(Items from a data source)
=-=-=-=-=

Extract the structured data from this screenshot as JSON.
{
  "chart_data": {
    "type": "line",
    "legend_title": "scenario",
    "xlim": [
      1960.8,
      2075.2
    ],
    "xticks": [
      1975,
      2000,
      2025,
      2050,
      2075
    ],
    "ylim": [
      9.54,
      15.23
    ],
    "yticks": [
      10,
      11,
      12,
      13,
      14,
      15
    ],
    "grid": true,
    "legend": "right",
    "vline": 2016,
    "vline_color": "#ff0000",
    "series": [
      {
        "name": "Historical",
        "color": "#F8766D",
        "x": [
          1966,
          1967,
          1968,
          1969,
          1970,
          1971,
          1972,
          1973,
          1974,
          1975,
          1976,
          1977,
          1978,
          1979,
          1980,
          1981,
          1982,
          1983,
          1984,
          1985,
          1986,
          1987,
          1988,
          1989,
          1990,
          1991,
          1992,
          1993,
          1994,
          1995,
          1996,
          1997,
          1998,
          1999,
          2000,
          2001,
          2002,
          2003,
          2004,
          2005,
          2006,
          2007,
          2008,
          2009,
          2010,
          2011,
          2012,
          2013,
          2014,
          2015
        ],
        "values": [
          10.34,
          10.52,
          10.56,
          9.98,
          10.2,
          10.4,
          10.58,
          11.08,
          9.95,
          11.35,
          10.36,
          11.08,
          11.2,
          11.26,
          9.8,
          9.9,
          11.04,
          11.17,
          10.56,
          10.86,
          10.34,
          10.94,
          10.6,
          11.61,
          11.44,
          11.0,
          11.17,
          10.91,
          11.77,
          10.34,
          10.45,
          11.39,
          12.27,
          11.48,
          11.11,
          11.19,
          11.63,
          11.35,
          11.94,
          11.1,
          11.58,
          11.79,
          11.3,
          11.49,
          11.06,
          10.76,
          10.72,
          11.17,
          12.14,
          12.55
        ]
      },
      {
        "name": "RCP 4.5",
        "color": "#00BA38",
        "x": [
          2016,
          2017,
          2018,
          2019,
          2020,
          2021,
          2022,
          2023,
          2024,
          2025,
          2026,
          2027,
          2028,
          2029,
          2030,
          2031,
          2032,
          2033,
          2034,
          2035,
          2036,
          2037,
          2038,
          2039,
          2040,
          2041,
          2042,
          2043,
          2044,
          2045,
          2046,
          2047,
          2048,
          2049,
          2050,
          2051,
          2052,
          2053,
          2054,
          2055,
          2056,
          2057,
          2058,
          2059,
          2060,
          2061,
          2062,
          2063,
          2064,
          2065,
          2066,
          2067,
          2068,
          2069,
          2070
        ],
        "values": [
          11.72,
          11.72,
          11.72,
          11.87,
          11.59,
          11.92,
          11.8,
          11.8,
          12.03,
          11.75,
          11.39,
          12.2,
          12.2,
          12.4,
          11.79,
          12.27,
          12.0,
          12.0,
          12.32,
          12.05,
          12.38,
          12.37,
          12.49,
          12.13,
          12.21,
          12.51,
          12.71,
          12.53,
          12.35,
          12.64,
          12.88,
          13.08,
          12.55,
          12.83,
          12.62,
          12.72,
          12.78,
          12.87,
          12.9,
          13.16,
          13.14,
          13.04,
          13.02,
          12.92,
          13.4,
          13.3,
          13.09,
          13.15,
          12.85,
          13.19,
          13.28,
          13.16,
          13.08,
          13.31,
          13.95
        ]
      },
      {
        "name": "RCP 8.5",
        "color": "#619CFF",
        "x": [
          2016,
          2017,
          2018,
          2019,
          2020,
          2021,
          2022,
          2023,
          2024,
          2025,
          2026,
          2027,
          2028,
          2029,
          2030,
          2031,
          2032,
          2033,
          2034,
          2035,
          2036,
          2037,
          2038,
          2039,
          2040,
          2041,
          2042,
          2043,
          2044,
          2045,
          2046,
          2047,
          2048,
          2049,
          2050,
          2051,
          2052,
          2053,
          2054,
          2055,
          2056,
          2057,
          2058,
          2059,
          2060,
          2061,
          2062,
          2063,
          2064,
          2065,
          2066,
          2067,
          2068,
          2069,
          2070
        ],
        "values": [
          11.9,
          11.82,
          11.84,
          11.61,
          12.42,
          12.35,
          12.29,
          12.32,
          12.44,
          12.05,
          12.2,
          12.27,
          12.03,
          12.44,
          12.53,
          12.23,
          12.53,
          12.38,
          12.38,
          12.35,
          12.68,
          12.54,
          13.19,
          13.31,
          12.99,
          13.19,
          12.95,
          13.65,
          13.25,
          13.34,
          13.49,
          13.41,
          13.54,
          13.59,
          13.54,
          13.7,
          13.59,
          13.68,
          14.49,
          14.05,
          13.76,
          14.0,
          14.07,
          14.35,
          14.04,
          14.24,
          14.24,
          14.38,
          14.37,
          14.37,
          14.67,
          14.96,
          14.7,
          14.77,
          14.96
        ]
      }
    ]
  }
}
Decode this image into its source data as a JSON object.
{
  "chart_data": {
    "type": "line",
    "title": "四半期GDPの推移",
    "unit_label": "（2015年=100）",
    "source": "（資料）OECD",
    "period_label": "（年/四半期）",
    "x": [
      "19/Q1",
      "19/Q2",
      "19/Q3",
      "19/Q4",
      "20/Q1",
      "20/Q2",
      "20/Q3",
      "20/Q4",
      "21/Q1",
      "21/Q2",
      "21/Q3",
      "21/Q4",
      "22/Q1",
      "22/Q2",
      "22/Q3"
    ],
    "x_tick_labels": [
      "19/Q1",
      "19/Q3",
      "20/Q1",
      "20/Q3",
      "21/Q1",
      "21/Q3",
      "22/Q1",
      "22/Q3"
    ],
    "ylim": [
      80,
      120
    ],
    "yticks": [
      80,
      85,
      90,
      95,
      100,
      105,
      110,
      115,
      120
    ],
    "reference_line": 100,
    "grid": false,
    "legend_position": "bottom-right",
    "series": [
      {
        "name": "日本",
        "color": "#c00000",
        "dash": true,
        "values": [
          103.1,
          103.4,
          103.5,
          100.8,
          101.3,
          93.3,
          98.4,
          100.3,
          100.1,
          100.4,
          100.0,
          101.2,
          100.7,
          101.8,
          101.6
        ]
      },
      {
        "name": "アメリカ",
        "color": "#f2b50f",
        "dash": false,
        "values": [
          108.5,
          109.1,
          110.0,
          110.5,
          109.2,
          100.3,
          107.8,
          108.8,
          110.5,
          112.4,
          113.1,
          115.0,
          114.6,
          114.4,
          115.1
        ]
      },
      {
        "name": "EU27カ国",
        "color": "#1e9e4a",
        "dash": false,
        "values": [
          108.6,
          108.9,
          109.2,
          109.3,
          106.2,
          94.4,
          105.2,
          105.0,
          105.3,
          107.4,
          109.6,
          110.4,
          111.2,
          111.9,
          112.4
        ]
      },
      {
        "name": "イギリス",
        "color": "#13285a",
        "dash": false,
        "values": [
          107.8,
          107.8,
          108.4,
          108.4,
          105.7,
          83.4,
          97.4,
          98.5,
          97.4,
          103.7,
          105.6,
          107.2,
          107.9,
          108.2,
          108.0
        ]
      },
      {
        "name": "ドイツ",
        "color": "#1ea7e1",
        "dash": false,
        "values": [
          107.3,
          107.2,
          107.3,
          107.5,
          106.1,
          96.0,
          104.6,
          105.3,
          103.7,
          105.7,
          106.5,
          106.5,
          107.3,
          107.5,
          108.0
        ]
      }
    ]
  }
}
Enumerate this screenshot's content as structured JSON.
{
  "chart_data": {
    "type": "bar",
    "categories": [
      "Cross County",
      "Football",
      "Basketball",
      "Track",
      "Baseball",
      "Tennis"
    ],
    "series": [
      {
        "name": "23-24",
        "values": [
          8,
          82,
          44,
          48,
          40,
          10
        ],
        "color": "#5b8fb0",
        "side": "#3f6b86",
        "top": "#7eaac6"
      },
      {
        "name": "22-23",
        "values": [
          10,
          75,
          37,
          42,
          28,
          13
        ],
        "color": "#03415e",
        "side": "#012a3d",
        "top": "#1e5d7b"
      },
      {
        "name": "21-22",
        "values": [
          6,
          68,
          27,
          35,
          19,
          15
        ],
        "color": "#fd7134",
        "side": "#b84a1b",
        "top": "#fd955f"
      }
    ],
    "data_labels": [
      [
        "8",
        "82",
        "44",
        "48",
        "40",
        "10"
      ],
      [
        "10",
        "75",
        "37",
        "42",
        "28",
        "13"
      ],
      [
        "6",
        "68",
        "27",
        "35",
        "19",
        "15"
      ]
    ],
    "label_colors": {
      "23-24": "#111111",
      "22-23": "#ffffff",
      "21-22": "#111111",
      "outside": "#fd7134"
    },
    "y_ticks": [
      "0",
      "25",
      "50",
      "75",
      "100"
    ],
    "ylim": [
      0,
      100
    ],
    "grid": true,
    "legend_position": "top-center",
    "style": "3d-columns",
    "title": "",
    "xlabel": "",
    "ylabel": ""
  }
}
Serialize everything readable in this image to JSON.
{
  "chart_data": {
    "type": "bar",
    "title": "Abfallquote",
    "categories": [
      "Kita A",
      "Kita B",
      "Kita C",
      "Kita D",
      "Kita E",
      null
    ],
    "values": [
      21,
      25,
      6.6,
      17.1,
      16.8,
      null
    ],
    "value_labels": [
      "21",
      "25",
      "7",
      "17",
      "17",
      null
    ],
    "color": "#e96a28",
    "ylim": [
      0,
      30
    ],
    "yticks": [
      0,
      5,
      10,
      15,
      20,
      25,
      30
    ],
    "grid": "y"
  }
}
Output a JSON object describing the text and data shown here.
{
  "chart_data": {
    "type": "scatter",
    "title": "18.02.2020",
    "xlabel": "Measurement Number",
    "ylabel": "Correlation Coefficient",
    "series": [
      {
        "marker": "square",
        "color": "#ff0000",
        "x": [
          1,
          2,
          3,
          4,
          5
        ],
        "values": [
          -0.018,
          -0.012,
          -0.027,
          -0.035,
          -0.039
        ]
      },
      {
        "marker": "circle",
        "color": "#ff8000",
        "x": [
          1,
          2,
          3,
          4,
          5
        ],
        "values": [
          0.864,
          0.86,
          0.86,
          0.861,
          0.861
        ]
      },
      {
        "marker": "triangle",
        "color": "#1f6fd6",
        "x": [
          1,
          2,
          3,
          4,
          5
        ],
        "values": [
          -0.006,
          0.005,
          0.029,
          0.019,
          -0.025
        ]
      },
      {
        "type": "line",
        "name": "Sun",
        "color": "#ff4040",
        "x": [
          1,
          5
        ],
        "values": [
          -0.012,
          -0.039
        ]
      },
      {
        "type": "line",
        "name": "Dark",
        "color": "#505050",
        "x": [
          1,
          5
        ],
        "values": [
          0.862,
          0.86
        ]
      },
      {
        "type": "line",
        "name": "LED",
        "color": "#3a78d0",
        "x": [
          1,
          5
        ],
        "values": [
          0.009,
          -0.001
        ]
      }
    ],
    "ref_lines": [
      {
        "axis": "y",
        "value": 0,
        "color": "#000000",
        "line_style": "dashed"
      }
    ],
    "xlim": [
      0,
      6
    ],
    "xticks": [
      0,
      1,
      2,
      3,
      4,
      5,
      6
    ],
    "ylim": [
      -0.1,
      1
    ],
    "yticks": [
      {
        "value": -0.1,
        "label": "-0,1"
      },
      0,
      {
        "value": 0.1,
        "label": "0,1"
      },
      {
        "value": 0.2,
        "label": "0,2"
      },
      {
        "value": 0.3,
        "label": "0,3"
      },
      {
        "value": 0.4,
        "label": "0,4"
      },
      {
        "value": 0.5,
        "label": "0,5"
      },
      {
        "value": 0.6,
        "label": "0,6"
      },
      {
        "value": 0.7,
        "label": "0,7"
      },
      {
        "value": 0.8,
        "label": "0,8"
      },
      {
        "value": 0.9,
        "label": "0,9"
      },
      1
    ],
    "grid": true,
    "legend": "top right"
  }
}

=-=-=-=-=

Pull out all lines from the listing that contain the string "marker".

### Exercise output
        "marker": "square",
        "marker": "circle",
        "marker": "triangle",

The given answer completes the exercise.